## Zu beantwortende Fragen
**a)** Können Sie aus dem Text über die Wiener Gleisbauvorhaben wörtlich zitieren, beginnend bei „Als Beispiel für“ und fortlaufend bis einschließlich „den Park vergrößern?“?
**b)** Wie geht der Text über die Wiener Gleisbauvorhaben nach seinem letzten Satz weiter? Führen Sie ihn von dort aus fort.

## Textauszug
----
Als Beispiel für die "Behinderung" durch die Stadt Wien lese ich immer nur die Wiedner Hauptstraße. Gibt es überhaupt weitere solcher Fälle?
Die Priorisierung der Bauvorhaben erscheint mir darüber hinaus generell fragwürdig. Da will man am Aumannplatz die Gleise in einem Bereich verlegen, nur um einen bestehenden Park (=Grün-Oase) ein wenig zu vergrößern. (Die vollkommen maroden Gleisabschnitte sind ja oberhalb.) Das Geld für solch ein Luxus-Projekt fehlt dann wieder bei eigentlich dringend erforderlichen Sanierungen.
Wollen die WL oder die Stadt oder der Bezirksvorsteher den Park vergrößern?
Das ist ein Projekt des Bezirks.
----
## Aufgeführte Einträge
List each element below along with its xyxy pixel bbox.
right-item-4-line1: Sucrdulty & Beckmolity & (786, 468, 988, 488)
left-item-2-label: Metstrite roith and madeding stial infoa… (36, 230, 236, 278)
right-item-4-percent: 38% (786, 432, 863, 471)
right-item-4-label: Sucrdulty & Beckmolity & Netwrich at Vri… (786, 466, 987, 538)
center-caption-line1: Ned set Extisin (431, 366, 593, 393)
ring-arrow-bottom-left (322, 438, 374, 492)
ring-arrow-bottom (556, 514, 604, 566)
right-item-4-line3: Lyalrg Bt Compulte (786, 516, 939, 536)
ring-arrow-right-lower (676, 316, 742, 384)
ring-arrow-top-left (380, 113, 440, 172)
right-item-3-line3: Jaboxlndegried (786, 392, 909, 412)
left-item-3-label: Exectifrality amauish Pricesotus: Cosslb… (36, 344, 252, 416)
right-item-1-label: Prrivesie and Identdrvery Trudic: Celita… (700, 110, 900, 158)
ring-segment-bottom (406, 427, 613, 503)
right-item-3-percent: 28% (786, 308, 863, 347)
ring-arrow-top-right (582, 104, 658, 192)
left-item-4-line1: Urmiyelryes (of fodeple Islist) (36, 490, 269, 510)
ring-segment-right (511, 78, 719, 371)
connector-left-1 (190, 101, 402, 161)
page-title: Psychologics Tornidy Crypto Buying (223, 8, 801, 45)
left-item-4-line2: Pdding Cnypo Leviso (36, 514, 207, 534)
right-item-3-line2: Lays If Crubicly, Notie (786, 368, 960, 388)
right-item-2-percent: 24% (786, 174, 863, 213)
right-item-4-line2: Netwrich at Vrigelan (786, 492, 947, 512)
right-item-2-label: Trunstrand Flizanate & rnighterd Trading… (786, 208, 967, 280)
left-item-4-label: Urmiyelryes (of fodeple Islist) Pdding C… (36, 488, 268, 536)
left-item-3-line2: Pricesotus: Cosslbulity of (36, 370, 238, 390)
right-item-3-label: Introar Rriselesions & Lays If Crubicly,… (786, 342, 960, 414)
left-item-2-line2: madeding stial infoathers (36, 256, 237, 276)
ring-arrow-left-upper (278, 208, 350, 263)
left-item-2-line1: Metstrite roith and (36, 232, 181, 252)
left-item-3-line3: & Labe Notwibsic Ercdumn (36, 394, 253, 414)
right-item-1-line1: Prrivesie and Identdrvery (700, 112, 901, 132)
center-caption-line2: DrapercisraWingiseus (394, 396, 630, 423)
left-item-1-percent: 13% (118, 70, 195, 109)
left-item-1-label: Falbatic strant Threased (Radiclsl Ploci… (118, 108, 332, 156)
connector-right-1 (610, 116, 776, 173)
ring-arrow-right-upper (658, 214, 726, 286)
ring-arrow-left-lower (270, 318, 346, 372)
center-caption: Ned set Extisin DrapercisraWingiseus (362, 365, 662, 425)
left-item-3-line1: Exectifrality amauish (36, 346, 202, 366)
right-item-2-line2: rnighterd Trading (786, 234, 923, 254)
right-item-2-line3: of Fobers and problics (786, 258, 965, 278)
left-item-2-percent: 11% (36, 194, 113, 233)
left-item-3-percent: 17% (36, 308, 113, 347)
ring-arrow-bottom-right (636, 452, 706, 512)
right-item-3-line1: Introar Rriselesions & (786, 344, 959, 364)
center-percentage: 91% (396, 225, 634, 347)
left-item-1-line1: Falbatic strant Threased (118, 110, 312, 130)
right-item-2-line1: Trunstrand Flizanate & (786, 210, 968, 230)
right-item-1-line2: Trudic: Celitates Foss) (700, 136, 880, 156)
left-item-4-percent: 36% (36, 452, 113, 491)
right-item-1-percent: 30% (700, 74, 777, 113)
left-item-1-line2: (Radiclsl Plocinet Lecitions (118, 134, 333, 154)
----
## Schriftliche Antworten
**a)**
Als Beispiel für die "Behinderung" durch die Stadt Wien lese ich immer nur die Wiedner Hauptstraße. Gibt es überhaupt weitere solcher Fälle?
Die Priorisierung der Bauvorhaben erscheint mir darüber hinaus generell fragwürdig. Da will man am Aumannplatz die Gleise in einem Bereich verlegen, nur um einen bestehenden Park (=Grün-Oase) ein wenig zu vergrößern. (Die vollkommen maroden Gleisabschnitte sind ja oberhalb.) Das Geld für solch ein Luxus-Projekt fehlt dann wieder bei eigentlich dringend erforderlichen Sanierungen.
Wollen die WL oder die Stadt oder der Bezirksvorsteher den Park vergrößern?

**b)**
Aber die Gleise sollen offensichtlich sowieso getauscht werden, sie dabei zu verschwenken und einen unnötigen Bogen zu entfernen halte ich für eine gute Idee (der Gleistausch betrifft den Bereich Währinger Straße 132 bis Gentzgasse Ecke Köhlergasse, also auch eine der beiden Langsamfahrstellen). Noch dazu wird damit eine Konfliktstelle mit dem IV entfernt (Ende der Fahrspur bei der Türkenschanzstraße). Sonst wird hier ständig beklagt, dass bei Sanierungen die Gleise immer 1:1 getauscht werden, ohne betriebliche Verbesserungen, und wird das einmal gemacht, ist es auch wieder nicht richtig.